* **The input**:
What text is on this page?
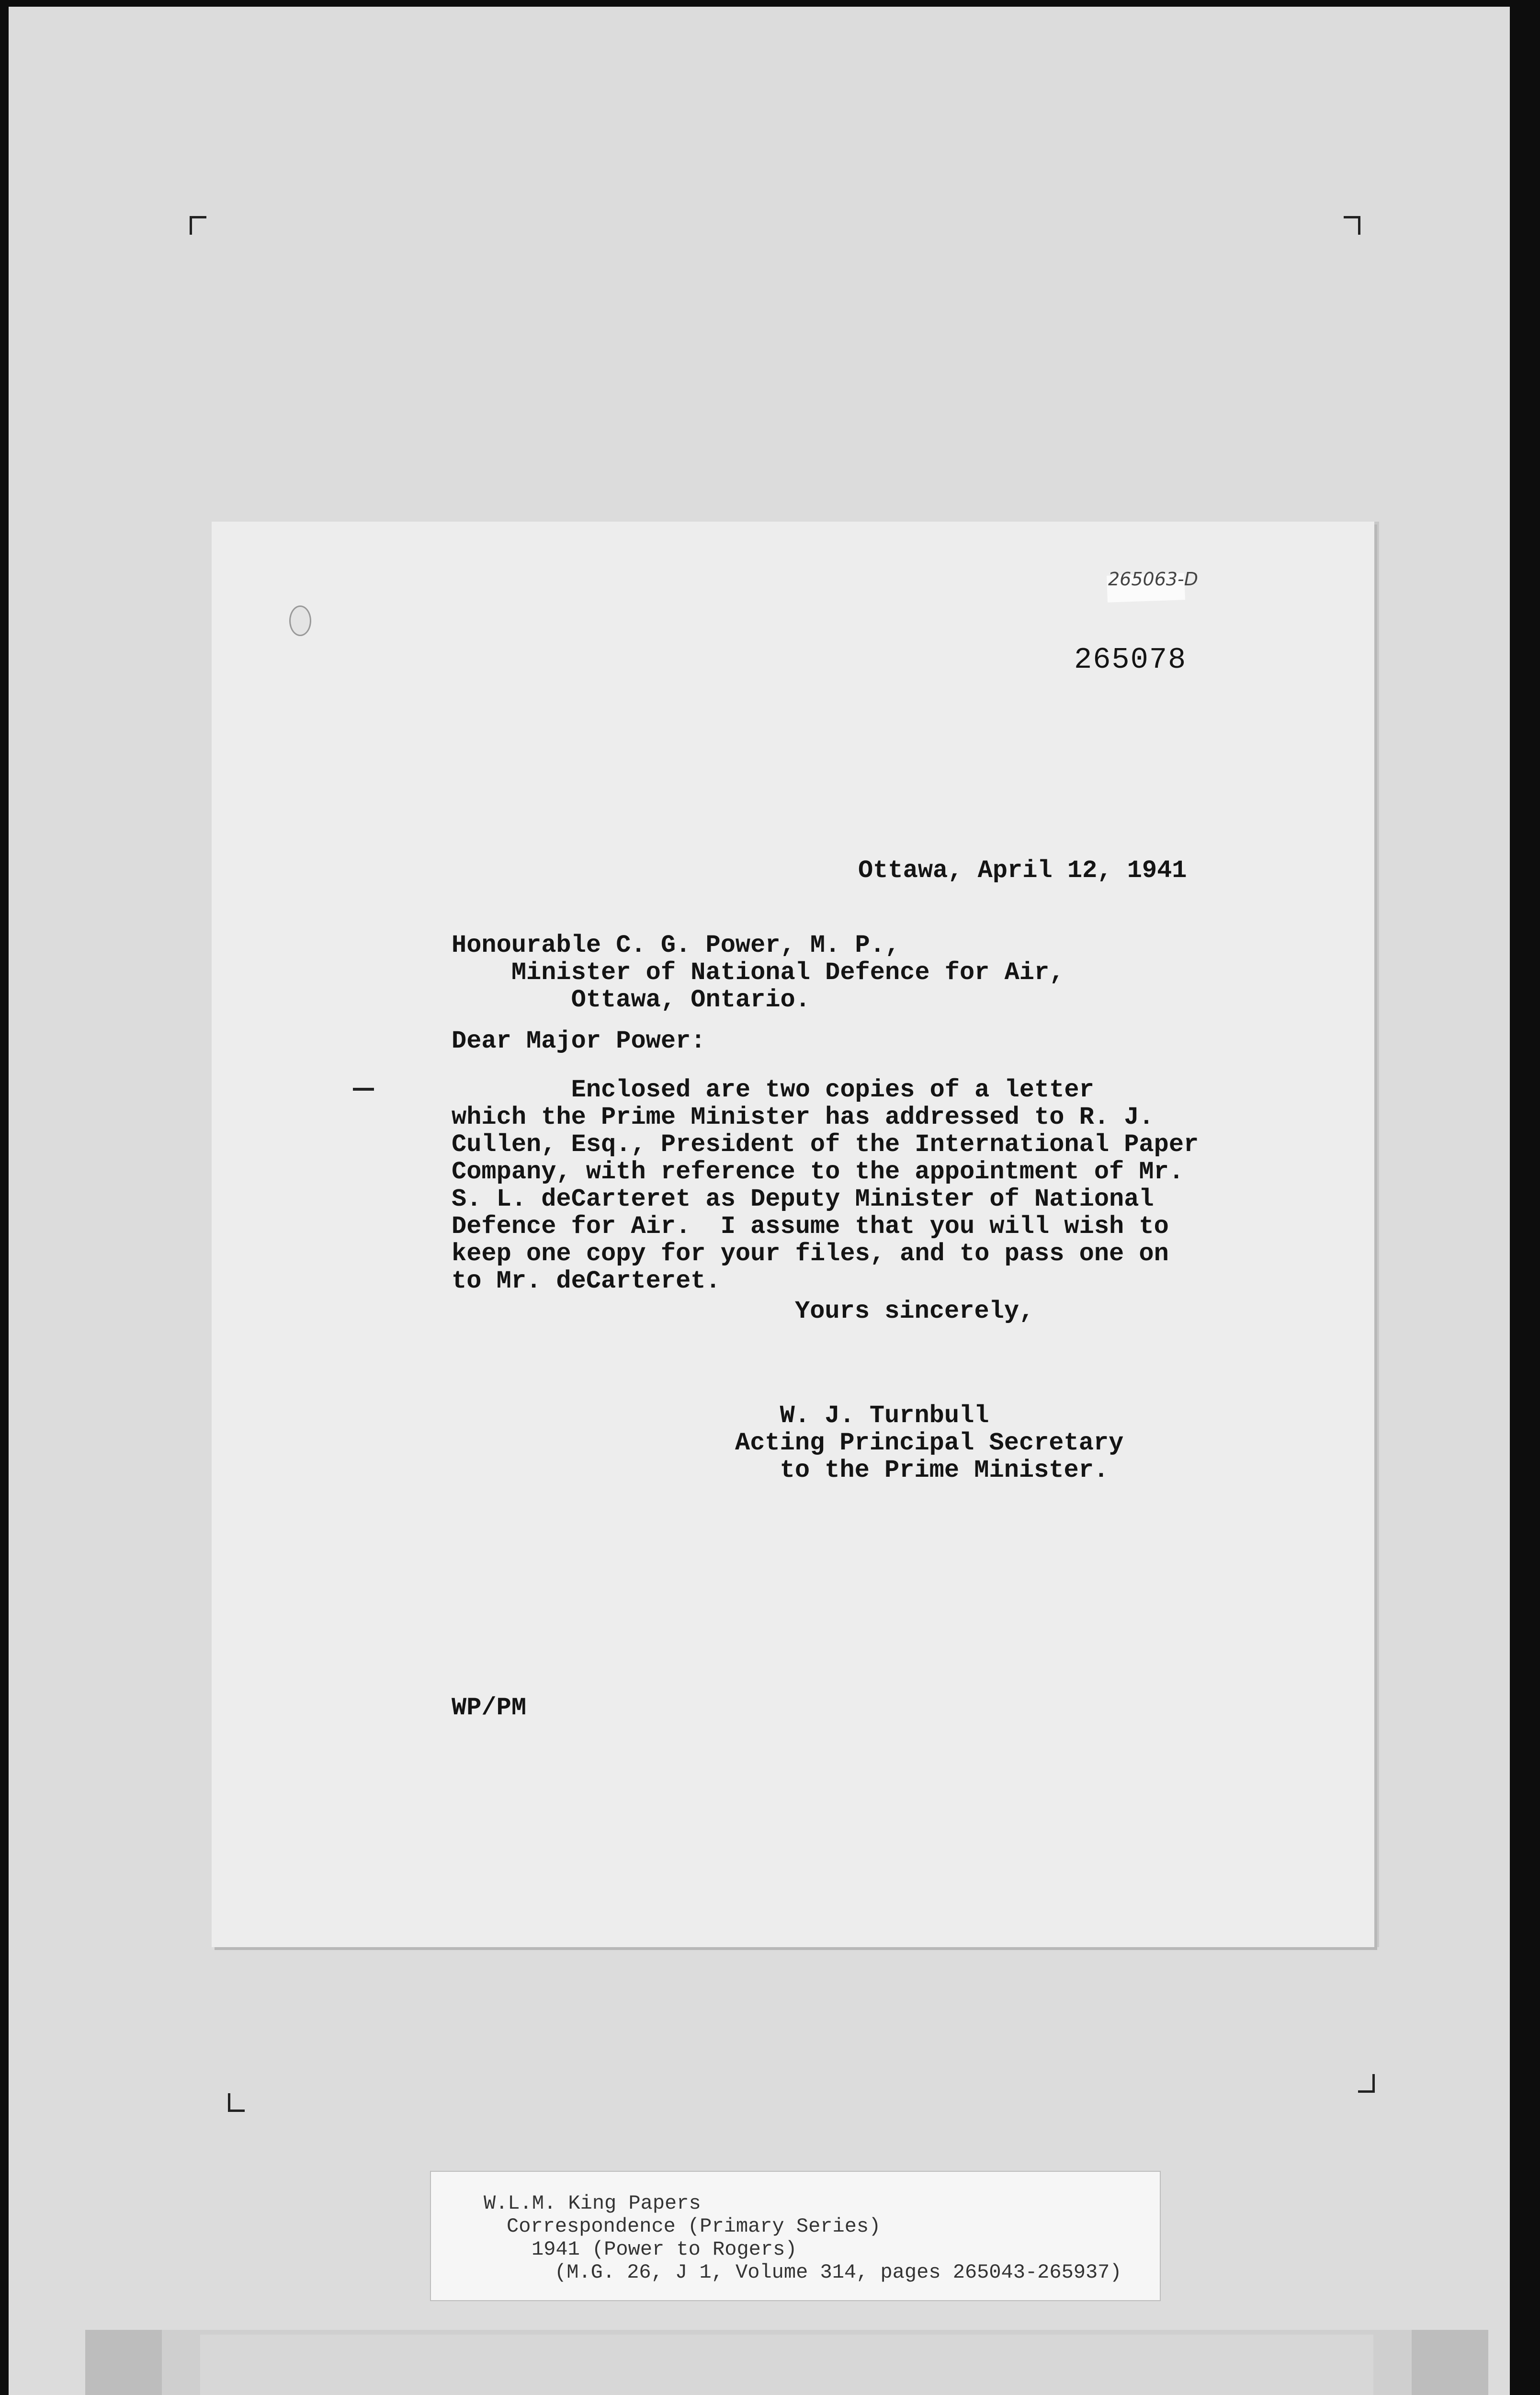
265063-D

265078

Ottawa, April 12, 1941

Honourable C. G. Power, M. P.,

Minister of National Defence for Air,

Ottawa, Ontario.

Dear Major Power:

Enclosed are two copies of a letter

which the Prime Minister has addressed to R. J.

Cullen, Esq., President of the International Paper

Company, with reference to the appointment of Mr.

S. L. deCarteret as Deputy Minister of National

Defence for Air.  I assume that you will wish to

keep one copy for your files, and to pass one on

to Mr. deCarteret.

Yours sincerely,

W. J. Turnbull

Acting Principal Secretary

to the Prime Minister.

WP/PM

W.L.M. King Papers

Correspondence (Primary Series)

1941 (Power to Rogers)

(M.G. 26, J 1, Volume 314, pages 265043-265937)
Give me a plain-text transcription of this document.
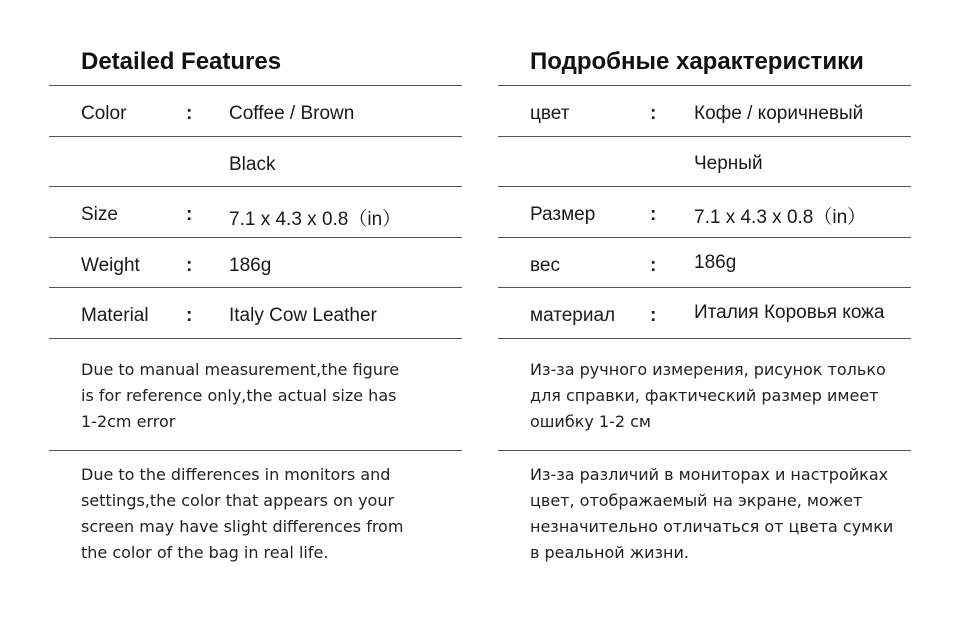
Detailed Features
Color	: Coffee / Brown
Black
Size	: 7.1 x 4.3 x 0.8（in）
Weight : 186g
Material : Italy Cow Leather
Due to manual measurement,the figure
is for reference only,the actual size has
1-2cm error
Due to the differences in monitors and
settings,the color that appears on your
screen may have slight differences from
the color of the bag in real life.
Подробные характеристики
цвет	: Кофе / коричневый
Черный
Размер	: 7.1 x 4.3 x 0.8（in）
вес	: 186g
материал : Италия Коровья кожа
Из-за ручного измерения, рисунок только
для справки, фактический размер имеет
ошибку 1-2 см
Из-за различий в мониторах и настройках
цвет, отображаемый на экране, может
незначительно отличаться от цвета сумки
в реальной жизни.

* **Goal of the exercise**:
In your copy, repeat each record exactly and include no pictures.

* **The completed task**:
What text is on this page?
265063-D

265078

Ottawa, April 12, 1941

Honourable C. G. Power, M. P.,

Minister of National Defence for Air,

Ottawa, Ontario.

Dear Major Power:

Enclosed are two copies of a letter

which the Prime Minister has addressed to R. J.

Cullen, Esq., President of the International Paper

Company, with reference to the appointment of Mr.

S. L. deCarteret as Deputy Minister of National

Defence for Air.  I assume that you will wish to

keep one copy for your files, and to pass one on

to Mr. deCarteret.

Yours sincerely,

W. J. Turnbull

Acting Principal Secretary

to the Prime Minister.

WP/PM

W.L.M. King Papers

Correspondence (Primary Series)

1941 (Power to Rogers)

(M.G. 26, J 1, Volume 314, pages 265043-265937)
Give me a plain-text transcription of this document.
Detailed Features
Color	: Coffee / Brown
Black
Size	: 7.1 x 4.3 x 0.8（in）
Weight : 186g
Material : Italy Cow Leather
Due to manual measurement,the figure
is for reference only,the actual size has
1-2cm error
Due to the differences in monitors and
settings,the color that appears on your
screen may have slight differences from
the color of the bag in real life.
Подробные характеристики
цвет	: Кофе / коричневый
Черный
Размер	: 7.1 x 4.3 x 0.8（in）
вес	: 186g
материал : Италия Коровья кожа
Из-за ручного измерения, рисунок только
для справки, фактический размер имеет
ошибку 1-2 см
Из-за различий в мониторах и настройках
цвет, отображаемый на экране, может
незначительно отличаться от цвета сумки
в реальной жизни.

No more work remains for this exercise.